Work to be completed >> Below are some records; reproduce every one of them exactly.

Exercise inputs >>

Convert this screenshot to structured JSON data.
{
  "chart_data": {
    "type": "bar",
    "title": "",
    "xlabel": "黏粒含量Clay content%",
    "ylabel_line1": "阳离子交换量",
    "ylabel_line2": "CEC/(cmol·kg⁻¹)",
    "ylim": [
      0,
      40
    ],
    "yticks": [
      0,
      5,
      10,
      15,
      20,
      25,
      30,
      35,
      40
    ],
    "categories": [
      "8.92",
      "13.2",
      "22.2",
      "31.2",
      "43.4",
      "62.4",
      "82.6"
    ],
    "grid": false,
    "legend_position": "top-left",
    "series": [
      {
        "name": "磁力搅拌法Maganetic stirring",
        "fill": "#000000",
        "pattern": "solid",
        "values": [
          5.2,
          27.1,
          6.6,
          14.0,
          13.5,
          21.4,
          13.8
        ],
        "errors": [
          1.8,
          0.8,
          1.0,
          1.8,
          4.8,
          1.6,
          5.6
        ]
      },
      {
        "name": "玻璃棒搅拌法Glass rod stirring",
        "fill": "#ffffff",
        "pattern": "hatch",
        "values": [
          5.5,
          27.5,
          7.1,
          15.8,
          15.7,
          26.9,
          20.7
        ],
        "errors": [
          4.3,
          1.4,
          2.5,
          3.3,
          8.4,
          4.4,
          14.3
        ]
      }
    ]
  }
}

Exercise answer >>
Convert this screenshot to structured JSON data.
{
  "chart_data": {
    "type": "bar",
    "title": "",
    "xlabel": "黏粒含量Clay content%",
    "ylabel_line1": "阳离子交换量",
    "ylabel_line2": "CEC/(cmol·kg⁻¹)",
    "ylim": [
      0,
      40
    ],
    "yticks": [
      0,
      5,
      10,
      15,
      20,
      25,
      30,
      35,
      40
    ],
    "categories": [
      "8.92",
      "13.2",
      "22.2",
      "31.2",
      "43.4",
      "62.4",
      "82.6"
    ],
    "grid": false,
    "legend_position": "top-left",
    "series": [
      {
        "name": "磁力搅拌法Maganetic stirring",
        "fill": "#000000",
        "pattern": "solid",
        "values": [
          5.2,
          27.1,
          6.6,
          14.0,
          13.5,
          21.4,
          13.8
        ],
        "errors": [
          1.8,
          0.8,
          1.0,
          1.8,
          4.8,
          1.6,
          5.6
        ]
      },
      {
        "name": "玻璃棒搅拌法Glass rod stirring",
        "fill": "#ffffff",
        "pattern": "hatch",
        "values": [
          5.5,
          27.5,
          7.1,
          15.8,
          15.7,
          26.9,
          20.7
        ],
        "errors": [
          4.3,
          1.4,
          2.5,
          3.3,
          8.4,
          4.4,
          14.3
        ]
      }
    ]
  }
}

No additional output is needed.